- **Records to use**

━━━━━━━━━━━━━━━━

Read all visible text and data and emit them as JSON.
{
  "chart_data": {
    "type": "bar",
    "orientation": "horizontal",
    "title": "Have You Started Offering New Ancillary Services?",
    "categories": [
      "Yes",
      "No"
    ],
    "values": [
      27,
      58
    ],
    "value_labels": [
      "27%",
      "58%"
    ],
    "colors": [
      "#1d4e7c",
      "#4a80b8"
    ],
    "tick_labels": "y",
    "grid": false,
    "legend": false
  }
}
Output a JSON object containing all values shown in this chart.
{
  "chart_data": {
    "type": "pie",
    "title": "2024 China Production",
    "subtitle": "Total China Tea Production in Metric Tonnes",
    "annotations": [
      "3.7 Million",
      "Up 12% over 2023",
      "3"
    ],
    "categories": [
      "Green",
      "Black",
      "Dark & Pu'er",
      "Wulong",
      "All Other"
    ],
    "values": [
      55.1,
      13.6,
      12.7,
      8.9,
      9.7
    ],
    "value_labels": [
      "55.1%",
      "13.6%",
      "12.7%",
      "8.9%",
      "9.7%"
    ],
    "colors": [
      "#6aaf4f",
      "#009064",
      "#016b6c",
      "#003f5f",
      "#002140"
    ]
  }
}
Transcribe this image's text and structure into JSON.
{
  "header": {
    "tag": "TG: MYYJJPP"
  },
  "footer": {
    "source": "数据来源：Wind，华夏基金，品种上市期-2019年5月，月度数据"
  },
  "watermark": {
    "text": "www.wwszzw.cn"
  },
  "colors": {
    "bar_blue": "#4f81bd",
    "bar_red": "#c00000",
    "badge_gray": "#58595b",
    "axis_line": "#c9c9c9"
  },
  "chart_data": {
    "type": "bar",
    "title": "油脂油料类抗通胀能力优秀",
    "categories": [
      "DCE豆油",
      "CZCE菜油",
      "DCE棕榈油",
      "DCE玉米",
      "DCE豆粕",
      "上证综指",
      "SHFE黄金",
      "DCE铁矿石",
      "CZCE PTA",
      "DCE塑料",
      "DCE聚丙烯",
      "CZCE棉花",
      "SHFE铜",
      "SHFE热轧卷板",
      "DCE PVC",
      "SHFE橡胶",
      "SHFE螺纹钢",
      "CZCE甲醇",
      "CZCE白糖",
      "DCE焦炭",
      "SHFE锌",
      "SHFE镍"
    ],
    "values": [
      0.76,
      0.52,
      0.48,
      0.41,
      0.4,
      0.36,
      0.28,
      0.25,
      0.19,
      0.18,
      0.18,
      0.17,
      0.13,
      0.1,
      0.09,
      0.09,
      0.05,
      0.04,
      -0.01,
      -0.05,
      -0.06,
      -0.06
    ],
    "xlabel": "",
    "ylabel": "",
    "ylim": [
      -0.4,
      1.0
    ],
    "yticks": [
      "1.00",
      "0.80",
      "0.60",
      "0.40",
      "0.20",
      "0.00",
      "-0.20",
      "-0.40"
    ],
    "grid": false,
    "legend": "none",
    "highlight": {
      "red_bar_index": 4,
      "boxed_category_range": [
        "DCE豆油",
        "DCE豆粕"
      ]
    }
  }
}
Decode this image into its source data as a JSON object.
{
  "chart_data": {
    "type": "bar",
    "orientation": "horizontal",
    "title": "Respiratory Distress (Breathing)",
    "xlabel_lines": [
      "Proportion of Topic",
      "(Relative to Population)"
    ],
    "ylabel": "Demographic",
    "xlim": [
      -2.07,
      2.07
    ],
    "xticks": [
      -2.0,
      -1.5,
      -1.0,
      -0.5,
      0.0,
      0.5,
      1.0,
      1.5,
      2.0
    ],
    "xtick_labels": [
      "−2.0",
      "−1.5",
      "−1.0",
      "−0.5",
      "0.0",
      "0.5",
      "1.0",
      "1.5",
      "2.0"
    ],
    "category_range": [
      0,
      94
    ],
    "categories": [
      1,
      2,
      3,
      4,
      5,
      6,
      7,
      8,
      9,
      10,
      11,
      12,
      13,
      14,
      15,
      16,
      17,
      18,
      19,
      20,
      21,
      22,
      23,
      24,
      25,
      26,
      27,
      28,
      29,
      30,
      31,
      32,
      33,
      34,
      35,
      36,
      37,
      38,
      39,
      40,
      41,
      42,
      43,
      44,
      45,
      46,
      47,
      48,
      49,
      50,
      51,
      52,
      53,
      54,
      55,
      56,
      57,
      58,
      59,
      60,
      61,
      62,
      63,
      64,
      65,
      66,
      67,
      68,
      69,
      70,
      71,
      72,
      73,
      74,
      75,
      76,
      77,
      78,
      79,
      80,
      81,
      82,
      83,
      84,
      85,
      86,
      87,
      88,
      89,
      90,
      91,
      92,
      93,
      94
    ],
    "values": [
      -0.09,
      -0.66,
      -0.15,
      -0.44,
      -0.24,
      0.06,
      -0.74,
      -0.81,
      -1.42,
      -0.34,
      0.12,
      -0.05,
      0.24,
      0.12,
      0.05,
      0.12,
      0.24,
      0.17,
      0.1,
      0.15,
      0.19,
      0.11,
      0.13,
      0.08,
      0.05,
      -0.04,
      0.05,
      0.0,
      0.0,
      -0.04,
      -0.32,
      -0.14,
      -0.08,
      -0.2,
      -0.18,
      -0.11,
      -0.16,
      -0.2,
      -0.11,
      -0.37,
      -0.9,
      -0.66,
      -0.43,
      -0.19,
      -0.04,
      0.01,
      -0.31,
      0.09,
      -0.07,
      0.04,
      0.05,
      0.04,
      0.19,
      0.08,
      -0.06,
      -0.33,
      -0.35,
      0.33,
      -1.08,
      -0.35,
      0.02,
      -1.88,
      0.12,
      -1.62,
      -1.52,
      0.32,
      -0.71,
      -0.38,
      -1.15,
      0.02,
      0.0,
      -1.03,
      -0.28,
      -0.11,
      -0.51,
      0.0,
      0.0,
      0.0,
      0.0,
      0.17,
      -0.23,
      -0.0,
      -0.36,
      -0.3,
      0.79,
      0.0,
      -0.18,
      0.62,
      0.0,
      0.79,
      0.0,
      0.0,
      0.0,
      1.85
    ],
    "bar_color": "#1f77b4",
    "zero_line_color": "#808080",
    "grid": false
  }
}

━━━━━━━━━━━━━━━━

- **Exercise aim**
Look through the entries above. Extract each line with the word "Production".

- **Exercise response**
    "title": "2024 China Production",
    "subtitle": "Total China Tea Production in Metric Tonnes",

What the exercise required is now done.